__EXTRAIT DU DOCUMENT__.
# # #
Parce qu’une blogueuse influente et populaire se doit de pondre régulièrement une chronique cinématographique de qualité, en y citant si possible un maximum Jacques Audiard ou Guillaume Canet (à l’extrême limite, Albert Dupontel pour faire subversif)
Avec Loutre, hier, on était au cinéma.
C’est pas que ce soit un évènement en soi, hein.
Mais ce qui était extraordinaire, c’est qu’on se matait Prometheus.
Et encore plus dingue: on avait regardé Alien la semaine d’avant, histoire que Loutre rattrape un tout petit peu son retard en matière de césariennes involontaires et de problèmes d’orthodontie chroniques.
Parce que Loutre et la science-fiction, ça fait deux. Pour Loutre, La guerre des étoiles c’est le summum de la connerie narrative, un nanar tellement consternant que ce serait un crime contre l’humanité de le diffuser y compris dans une maison d’accueil spécialisée pour infirmes moteurs cérébraux. Loutre préfèrerait se faire énucléer à l’épluche-légumes plutôt que d’avoir à regarder Rencontres du 3e type (“C’est de la merde en barre. On a même pas envie de connaître les prénoms du premier et du deuxième type, ou alors juste pour leur conseiller d’aller se faire foutre. C’est affligeant”.)
# # #
__DONNÉES FOURNIES__.
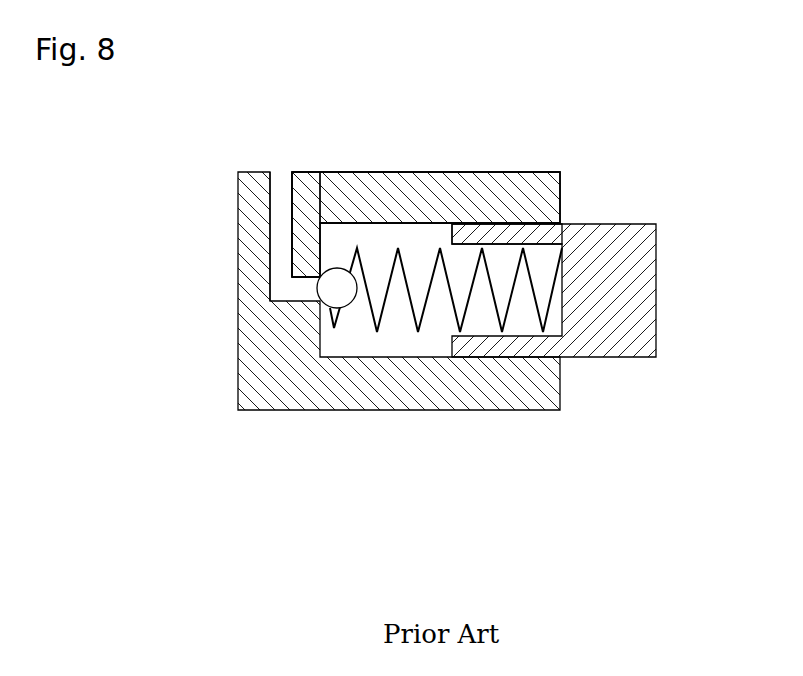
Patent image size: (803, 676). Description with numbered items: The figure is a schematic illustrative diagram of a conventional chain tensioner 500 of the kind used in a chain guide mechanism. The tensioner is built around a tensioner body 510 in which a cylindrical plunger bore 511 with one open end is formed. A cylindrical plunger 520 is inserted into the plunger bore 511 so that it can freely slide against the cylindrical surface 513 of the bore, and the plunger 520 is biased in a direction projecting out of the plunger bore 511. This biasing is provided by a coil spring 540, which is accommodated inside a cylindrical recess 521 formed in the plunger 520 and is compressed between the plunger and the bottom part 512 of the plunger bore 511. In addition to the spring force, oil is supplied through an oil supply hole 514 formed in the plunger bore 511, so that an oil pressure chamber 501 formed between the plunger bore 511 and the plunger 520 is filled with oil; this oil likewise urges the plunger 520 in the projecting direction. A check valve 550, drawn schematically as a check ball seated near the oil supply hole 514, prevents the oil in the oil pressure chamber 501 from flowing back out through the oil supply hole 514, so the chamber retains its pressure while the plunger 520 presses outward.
# # #
__TRAVAIL DEMANDÉ__.
**A)** Résumez l'extrait du document en deux phrases.
**B)** D'après l'extrait du document, quel film avait été regardé la semaine précédant la séance de Prometheus ?
**C)** Selon l'extrait du document, pourquoi Alien avait-il été regardé la semaine d'avant ? Répondez en une ou deux phrases.

__RÉPONSES DE L'EXERCICE__.
**A)** L'extrait raconte une séance de cinéma avec Loutre pour voir Prometheus, après avoir regardé Alien la semaine précédente afin que Loutre rattrape un peu son retard. Cette sortie a quelque chose d'extraordinaire parce que Loutre n'aime pas du tout la science-fiction et juge très sévèrement La guerre des étoiles et Rencontres du 3e type.

**B)** Alien.

**C)** Alien avait été regardé pour que Loutre rattrape un tout petit peu son retard « en matière de césariennes involontaires et de problèmes d'orthodontie chroniques ». Ce retard s'explique par le fait que Loutre et la science-fiction, « ça fait deux ».